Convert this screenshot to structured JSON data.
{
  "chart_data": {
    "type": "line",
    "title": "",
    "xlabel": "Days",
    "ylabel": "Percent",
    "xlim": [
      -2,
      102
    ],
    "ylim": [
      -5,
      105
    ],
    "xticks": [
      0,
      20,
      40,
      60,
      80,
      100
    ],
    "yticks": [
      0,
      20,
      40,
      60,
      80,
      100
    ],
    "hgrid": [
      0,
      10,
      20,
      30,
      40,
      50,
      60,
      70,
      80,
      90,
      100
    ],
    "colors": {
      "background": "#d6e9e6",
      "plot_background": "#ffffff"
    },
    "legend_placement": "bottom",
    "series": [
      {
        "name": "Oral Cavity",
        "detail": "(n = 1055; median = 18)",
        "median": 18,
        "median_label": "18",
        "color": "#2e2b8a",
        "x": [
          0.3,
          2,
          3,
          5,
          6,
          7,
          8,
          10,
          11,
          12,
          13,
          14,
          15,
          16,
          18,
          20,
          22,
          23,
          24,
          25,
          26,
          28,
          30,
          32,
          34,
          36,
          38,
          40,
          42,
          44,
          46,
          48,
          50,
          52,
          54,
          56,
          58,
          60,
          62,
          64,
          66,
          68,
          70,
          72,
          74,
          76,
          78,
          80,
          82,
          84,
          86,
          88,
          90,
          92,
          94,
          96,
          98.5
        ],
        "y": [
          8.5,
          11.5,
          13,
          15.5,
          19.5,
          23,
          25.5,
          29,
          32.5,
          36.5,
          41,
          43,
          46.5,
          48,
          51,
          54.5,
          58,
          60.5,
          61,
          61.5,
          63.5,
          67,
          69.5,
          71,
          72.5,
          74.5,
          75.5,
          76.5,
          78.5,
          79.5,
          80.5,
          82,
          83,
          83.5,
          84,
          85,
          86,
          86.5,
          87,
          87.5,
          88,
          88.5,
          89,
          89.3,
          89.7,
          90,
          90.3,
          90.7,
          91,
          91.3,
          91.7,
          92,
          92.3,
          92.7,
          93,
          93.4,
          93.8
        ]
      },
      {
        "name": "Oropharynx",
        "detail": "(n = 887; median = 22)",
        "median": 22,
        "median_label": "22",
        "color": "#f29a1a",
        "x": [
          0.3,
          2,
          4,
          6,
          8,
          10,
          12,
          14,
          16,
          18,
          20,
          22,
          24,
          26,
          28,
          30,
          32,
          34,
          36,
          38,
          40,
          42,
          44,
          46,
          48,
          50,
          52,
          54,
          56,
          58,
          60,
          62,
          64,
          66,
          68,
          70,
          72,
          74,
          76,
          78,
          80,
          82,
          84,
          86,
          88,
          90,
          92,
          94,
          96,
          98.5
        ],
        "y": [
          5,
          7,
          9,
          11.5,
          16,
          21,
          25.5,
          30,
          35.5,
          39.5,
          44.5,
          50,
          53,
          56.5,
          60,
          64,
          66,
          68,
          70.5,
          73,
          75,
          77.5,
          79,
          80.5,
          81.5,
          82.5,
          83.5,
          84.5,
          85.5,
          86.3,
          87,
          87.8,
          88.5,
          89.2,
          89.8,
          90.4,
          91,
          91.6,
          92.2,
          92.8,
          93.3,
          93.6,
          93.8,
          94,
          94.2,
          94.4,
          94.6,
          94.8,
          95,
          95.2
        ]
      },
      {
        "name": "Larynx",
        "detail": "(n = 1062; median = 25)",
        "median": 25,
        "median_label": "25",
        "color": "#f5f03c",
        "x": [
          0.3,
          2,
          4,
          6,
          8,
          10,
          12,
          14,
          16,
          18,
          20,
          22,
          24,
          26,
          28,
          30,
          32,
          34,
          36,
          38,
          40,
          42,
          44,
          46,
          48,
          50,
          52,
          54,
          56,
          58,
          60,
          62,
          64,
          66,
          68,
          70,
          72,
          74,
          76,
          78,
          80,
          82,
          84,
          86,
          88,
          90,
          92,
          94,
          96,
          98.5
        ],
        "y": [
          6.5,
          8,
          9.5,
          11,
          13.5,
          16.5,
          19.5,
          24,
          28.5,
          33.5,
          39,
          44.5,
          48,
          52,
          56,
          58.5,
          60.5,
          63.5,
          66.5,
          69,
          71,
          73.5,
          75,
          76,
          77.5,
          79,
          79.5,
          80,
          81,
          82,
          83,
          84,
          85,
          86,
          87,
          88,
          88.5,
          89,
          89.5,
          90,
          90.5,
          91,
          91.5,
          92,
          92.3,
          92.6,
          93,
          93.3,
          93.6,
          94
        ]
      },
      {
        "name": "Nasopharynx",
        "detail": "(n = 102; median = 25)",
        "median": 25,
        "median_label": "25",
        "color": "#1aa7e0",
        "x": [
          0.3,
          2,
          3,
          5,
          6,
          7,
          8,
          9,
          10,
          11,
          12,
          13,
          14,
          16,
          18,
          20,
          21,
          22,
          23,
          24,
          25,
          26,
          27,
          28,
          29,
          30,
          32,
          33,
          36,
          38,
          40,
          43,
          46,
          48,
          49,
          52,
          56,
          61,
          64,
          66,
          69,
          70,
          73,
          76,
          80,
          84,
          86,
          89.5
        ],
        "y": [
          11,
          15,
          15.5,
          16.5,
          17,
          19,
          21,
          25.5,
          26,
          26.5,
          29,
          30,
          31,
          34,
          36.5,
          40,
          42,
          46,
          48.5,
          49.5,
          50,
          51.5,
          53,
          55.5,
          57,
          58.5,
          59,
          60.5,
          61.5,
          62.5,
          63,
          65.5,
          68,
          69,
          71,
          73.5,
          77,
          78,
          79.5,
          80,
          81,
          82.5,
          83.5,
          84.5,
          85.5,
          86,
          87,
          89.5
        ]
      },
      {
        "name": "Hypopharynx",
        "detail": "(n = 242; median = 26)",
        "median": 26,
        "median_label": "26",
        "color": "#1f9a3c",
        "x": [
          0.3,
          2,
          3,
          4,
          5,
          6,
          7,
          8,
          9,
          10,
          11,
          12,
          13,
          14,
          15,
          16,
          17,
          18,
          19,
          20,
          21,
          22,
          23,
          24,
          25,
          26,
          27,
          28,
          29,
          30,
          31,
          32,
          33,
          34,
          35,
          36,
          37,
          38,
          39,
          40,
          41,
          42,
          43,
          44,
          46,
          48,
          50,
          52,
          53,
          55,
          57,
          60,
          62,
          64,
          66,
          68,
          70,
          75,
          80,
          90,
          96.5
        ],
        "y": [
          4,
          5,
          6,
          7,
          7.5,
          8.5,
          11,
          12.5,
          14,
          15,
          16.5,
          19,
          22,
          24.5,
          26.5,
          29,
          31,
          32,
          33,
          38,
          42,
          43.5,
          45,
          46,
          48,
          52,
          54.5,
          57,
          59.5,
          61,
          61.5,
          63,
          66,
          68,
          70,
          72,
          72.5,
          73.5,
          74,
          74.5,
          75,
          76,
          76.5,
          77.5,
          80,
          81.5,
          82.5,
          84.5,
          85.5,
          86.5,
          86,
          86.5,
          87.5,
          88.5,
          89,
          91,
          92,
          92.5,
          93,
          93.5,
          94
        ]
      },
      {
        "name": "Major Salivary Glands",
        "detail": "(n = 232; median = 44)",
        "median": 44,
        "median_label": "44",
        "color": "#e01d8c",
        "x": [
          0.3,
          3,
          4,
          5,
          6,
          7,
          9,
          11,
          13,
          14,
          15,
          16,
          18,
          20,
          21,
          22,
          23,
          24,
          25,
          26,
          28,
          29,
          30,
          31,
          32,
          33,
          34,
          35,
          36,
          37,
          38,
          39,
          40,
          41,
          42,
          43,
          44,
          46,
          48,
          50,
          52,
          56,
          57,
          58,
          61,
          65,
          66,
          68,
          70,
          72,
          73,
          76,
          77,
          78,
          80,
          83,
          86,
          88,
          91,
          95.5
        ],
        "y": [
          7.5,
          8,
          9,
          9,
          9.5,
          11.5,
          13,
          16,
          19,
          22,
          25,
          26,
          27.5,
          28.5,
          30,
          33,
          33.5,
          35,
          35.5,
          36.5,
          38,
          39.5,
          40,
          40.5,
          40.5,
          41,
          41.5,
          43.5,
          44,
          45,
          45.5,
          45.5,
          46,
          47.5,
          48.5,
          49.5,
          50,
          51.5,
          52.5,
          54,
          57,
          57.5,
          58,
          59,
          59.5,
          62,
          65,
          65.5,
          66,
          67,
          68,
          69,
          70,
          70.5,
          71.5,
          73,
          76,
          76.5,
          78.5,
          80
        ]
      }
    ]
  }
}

☆ ☆ ☆ ☆ ☆

### WHAT IS EXPECTED:
Of the lines in this listing, report how many contain the string "name", and give the number only.

### WRITTEN REPLY:
6